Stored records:
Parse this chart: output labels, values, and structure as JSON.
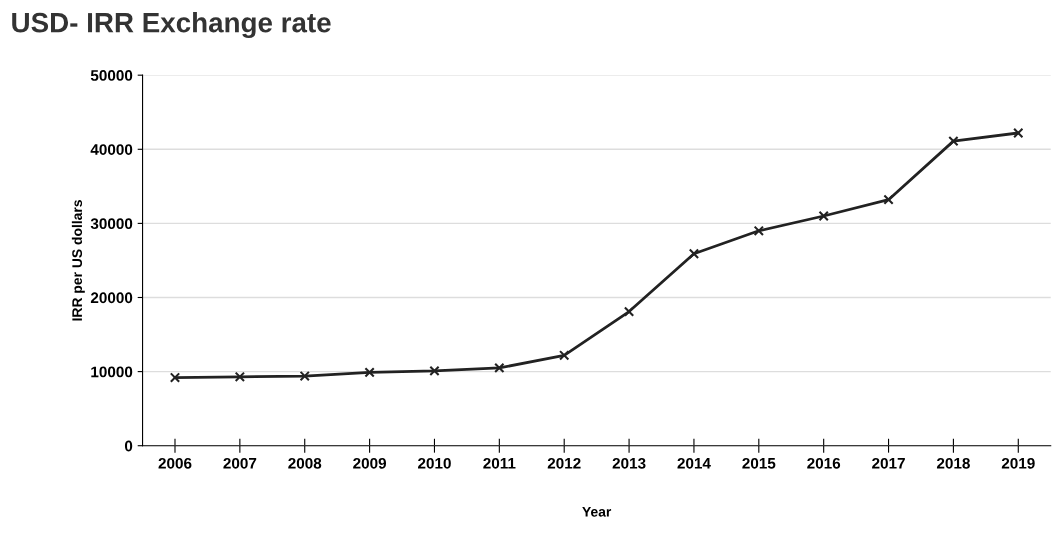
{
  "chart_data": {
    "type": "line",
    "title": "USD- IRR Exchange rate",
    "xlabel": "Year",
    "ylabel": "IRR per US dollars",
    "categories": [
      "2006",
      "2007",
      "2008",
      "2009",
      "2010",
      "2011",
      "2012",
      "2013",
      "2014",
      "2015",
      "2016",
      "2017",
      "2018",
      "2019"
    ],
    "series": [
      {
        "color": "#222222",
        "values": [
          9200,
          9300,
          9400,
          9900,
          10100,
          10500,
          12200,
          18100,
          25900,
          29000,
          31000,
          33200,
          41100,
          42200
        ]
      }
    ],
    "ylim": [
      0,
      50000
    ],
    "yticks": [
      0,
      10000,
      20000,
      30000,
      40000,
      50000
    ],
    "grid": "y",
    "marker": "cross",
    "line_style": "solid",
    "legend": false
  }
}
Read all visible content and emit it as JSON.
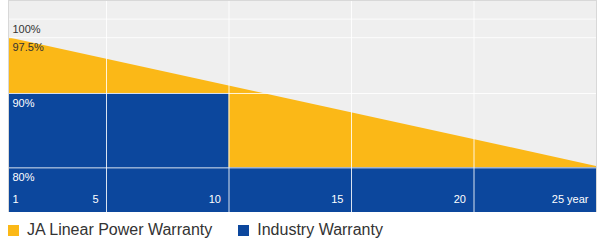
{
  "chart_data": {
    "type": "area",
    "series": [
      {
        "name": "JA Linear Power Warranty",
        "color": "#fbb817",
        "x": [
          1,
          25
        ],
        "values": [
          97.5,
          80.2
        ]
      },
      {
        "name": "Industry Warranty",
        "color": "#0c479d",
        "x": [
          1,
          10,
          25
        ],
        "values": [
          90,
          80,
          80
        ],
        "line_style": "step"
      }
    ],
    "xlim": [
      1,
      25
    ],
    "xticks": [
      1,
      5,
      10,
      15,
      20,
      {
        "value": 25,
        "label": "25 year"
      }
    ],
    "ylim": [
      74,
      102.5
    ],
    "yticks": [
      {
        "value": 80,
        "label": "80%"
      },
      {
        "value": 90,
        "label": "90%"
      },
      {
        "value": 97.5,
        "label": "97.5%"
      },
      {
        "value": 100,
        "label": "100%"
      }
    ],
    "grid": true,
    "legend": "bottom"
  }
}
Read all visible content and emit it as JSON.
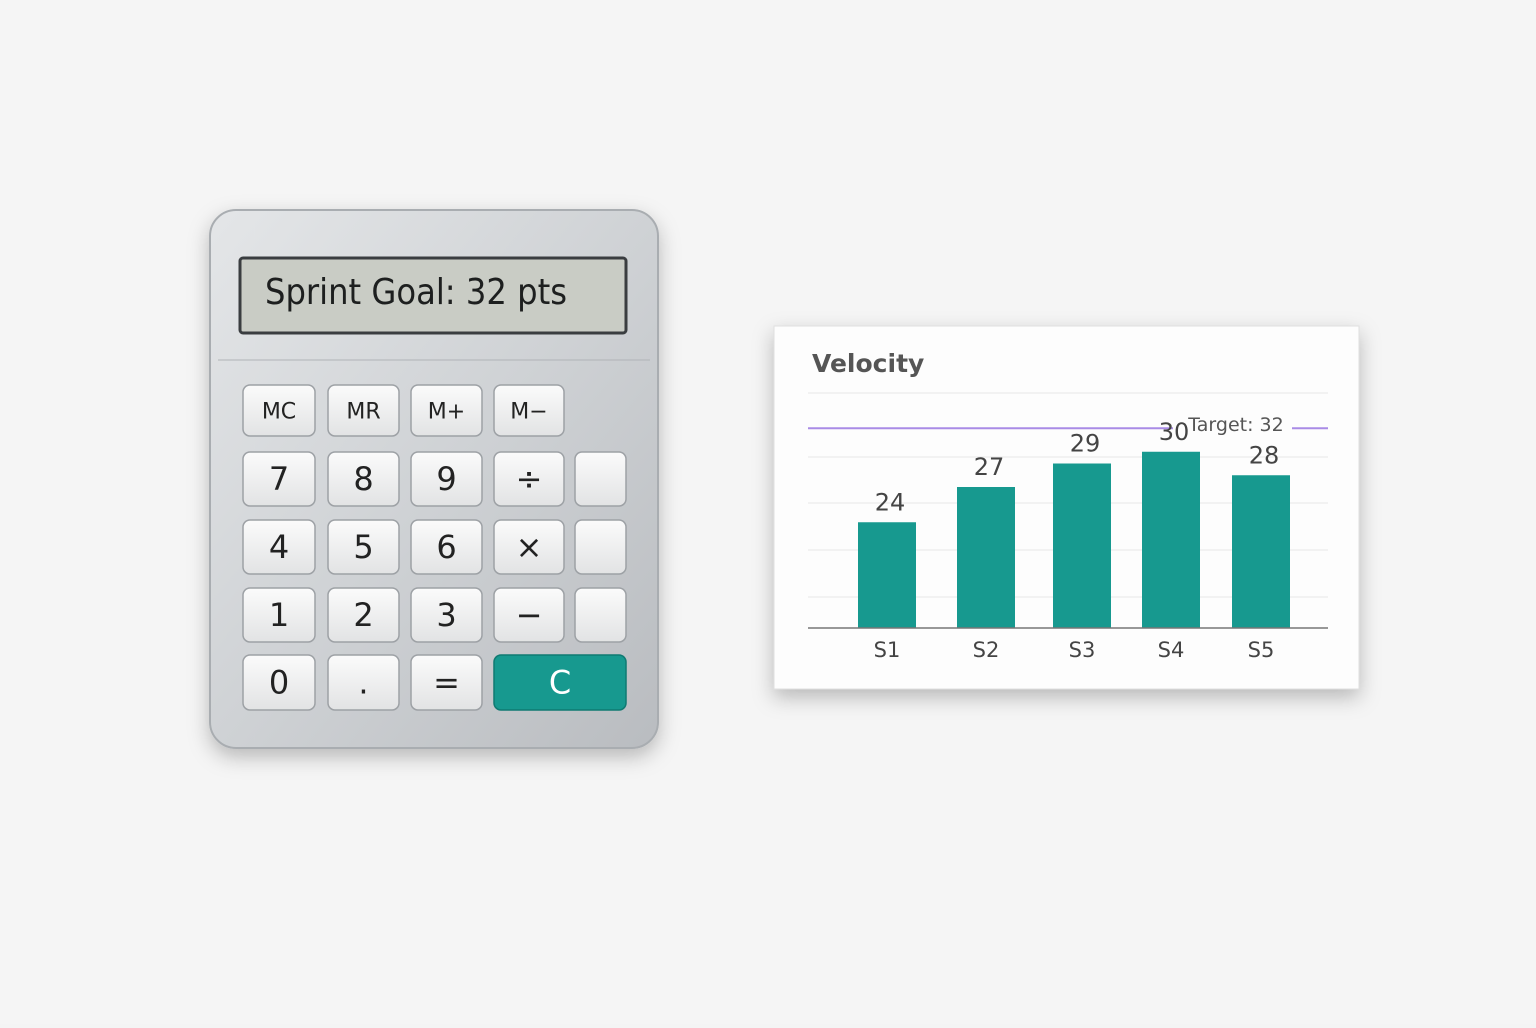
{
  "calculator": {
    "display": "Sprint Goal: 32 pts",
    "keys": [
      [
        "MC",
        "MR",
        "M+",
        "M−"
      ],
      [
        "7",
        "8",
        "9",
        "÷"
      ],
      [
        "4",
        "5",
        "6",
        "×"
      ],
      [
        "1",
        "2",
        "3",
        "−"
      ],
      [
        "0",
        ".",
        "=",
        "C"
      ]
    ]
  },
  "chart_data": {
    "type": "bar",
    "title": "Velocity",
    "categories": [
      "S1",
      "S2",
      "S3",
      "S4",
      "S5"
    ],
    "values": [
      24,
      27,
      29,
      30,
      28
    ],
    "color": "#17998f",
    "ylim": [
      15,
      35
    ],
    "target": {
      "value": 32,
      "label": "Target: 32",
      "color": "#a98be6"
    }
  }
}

--

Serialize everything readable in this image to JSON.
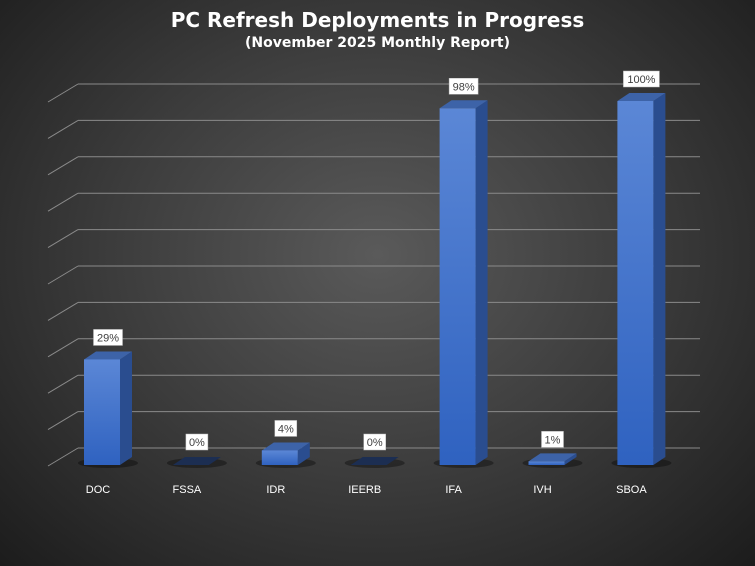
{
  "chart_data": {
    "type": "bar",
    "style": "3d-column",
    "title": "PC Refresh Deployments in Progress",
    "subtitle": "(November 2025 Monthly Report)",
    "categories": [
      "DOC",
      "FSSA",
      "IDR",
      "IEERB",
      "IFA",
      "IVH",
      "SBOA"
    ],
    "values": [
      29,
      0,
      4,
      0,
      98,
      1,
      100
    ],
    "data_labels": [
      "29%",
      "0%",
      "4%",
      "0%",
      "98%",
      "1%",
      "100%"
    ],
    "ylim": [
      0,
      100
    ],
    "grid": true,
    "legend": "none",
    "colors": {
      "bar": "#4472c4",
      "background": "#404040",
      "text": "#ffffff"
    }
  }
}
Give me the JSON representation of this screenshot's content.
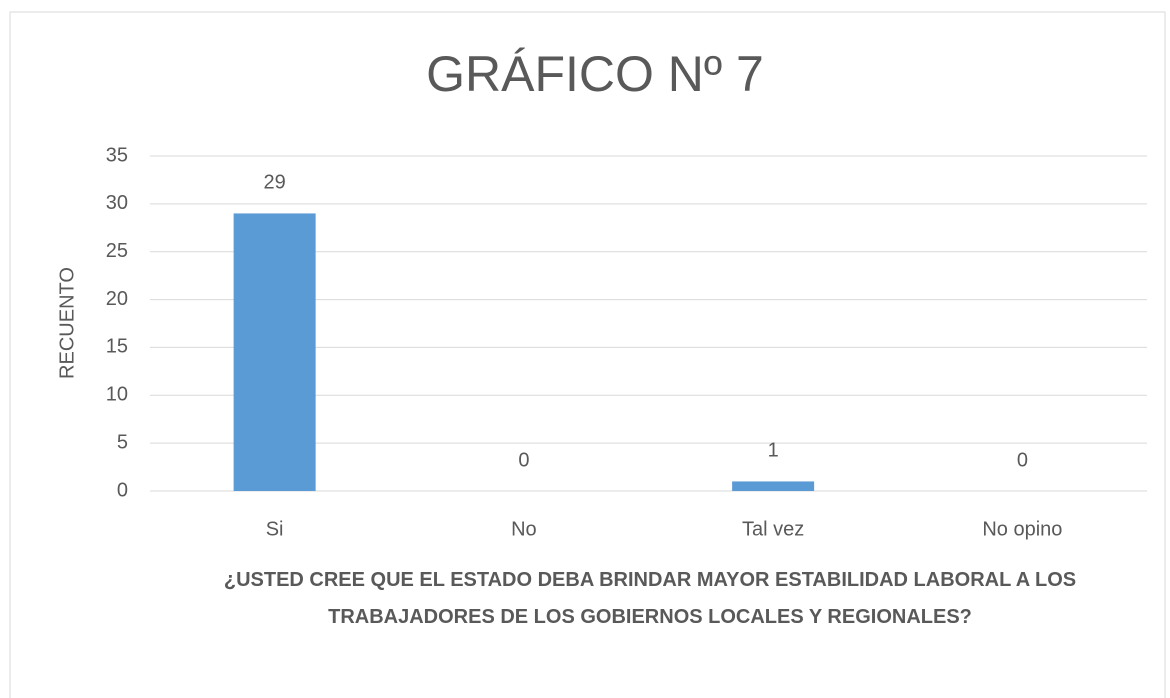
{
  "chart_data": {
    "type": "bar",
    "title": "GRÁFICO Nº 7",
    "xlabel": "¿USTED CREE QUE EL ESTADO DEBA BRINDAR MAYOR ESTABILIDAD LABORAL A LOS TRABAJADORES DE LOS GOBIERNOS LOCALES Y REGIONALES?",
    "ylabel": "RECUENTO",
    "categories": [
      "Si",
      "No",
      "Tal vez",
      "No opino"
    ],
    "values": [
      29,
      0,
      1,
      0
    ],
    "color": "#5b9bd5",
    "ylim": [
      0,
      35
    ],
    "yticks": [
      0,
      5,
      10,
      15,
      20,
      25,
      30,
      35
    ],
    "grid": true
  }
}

--

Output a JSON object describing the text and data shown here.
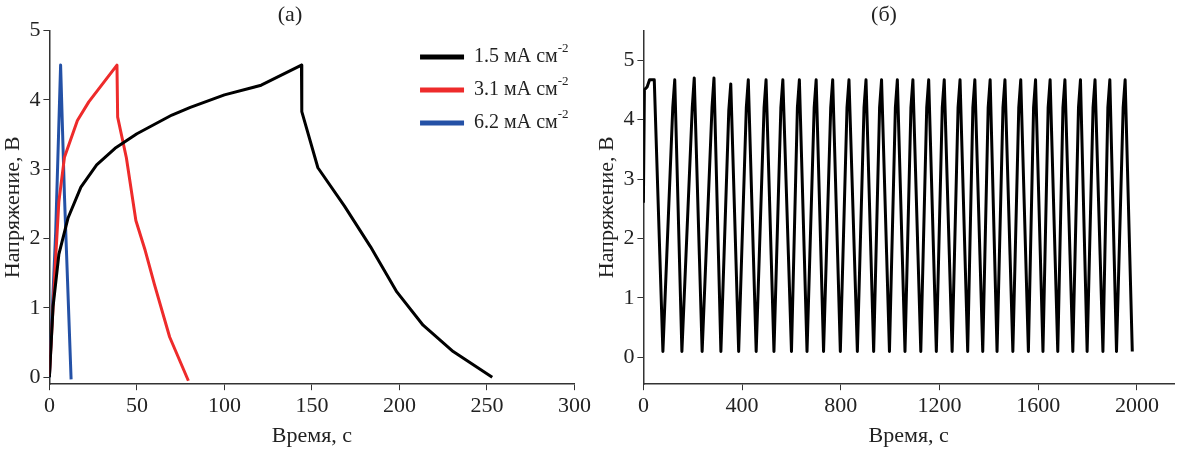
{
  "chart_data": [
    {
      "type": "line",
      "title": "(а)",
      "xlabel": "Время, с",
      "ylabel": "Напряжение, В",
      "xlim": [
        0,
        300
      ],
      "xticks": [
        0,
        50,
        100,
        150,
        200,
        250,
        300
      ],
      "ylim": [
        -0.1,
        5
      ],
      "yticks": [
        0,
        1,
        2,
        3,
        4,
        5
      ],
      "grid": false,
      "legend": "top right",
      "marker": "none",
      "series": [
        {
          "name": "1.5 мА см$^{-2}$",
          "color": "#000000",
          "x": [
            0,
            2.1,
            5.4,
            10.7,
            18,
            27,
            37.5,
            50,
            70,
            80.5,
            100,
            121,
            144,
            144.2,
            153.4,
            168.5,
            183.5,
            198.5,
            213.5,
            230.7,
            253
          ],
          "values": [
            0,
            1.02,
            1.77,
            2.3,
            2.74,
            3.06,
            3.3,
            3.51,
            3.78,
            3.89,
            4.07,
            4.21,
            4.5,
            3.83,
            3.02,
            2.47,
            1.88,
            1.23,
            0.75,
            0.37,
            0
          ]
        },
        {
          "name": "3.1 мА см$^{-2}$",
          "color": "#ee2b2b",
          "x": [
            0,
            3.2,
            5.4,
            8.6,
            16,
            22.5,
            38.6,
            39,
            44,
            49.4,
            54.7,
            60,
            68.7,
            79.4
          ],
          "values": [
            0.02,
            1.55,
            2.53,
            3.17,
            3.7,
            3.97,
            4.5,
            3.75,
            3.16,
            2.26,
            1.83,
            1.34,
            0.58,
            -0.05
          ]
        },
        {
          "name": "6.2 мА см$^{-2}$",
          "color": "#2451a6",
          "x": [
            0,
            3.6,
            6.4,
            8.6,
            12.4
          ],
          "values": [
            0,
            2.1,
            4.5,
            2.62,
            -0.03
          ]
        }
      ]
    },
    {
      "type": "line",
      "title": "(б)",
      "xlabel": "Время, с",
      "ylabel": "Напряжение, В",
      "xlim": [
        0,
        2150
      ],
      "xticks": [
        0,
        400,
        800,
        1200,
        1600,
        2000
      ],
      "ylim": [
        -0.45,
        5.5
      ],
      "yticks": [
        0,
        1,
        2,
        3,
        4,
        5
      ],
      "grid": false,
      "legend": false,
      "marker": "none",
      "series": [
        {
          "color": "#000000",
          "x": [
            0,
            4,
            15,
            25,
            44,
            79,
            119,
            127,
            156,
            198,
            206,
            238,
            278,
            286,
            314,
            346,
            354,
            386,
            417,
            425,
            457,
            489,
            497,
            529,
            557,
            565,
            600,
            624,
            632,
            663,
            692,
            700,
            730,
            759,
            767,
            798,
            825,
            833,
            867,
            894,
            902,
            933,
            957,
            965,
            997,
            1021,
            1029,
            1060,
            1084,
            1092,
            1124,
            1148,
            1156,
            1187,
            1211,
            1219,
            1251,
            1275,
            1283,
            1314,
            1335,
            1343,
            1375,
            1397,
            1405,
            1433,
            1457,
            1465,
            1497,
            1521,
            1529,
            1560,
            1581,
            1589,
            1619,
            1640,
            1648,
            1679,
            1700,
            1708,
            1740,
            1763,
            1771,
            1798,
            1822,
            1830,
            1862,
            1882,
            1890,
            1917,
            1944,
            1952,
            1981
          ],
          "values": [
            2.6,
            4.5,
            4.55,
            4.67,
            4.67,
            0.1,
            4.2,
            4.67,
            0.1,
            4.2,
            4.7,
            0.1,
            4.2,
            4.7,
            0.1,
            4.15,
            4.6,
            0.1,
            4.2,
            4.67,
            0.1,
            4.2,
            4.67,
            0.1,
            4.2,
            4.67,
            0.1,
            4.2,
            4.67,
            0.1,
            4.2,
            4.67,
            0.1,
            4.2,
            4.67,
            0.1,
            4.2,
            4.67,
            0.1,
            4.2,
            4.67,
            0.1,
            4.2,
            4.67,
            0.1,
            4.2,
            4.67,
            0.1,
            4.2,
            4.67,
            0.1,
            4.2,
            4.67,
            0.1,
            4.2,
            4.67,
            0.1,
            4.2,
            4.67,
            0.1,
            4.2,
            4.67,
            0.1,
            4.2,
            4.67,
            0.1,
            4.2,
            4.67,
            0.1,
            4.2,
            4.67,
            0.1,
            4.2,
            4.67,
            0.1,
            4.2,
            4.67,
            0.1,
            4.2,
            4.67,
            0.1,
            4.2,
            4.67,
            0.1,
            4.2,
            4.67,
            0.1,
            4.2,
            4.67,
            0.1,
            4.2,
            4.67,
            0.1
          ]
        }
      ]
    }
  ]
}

WORK TO DO: List the lines of the records where "name" occurs.

ANSWER BELOW:
        "name": "JA Linear Power Warranty",
        "name": "Industry Warranty",
          "name": "1.5 мА см$^{-2}$",
          "name": "3.1 мА см$^{-2}$",
          "name": "6.2 мА см$^{-2}$",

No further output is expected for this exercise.